━━━ Supplied records ━━━

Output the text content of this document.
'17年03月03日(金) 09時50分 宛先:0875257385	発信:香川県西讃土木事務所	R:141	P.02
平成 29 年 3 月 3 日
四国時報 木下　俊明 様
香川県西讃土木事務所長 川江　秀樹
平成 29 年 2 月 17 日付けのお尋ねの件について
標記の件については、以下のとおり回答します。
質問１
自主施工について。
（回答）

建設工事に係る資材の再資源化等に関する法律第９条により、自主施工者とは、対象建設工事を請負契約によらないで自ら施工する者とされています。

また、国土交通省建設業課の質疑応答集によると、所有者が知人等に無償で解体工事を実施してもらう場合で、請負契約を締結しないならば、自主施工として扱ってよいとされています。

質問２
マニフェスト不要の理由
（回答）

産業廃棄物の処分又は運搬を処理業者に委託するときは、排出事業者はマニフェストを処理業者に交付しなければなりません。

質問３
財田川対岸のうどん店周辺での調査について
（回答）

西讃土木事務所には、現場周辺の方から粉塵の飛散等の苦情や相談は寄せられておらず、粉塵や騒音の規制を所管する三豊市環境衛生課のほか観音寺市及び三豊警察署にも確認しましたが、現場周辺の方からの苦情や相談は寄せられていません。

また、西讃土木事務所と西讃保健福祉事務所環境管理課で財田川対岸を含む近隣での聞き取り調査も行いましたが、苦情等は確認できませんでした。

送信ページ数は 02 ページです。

━━━

## The task
Copy down the whole of the data above, matching it exactly.

## Result of the task
Output the text content of this document.
'17年03月03日(金) 09時50分 宛先:0875257385	発信:香川県西讃土木事務所	R:141	P.02
平成 29 年 3 月 3 日
四国時報 木下　俊明 様
香川県西讃土木事務所長 川江　秀樹
平成 29 年 2 月 17 日付けのお尋ねの件について
標記の件については、以下のとおり回答します。
質問１
自主施工について。
（回答）

建設工事に係る資材の再資源化等に関する法律第９条により、自主施工者とは、対象建設工事を請負契約によらないで自ら施工する者とされています。

また、国土交通省建設業課の質疑応答集によると、所有者が知人等に無償で解体工事を実施してもらう場合で、請負契約を締結しないならば、自主施工として扱ってよいとされています。

質問２
マニフェスト不要の理由
（回答）

産業廃棄物の処分又は運搬を処理業者に委託するときは、排出事業者はマニフェストを処理業者に交付しなければなりません。

質問３
財田川対岸のうどん店周辺での調査について
（回答）

西讃土木事務所には、現場周辺の方から粉塵の飛散等の苦情や相談は寄せられておらず、粉塵や騒音の規制を所管する三豊市環境衛生課のほか観音寺市及び三豊警察署にも確認しましたが、現場周辺の方からの苦情や相談は寄せられていません。

また、西讃土木事務所と西讃保健福祉事務所環境管理課で財田川対岸を含む近隣での聞き取り調査も行いましたが、苦情等は確認できませんでした。

送信ページ数は 02 ページです。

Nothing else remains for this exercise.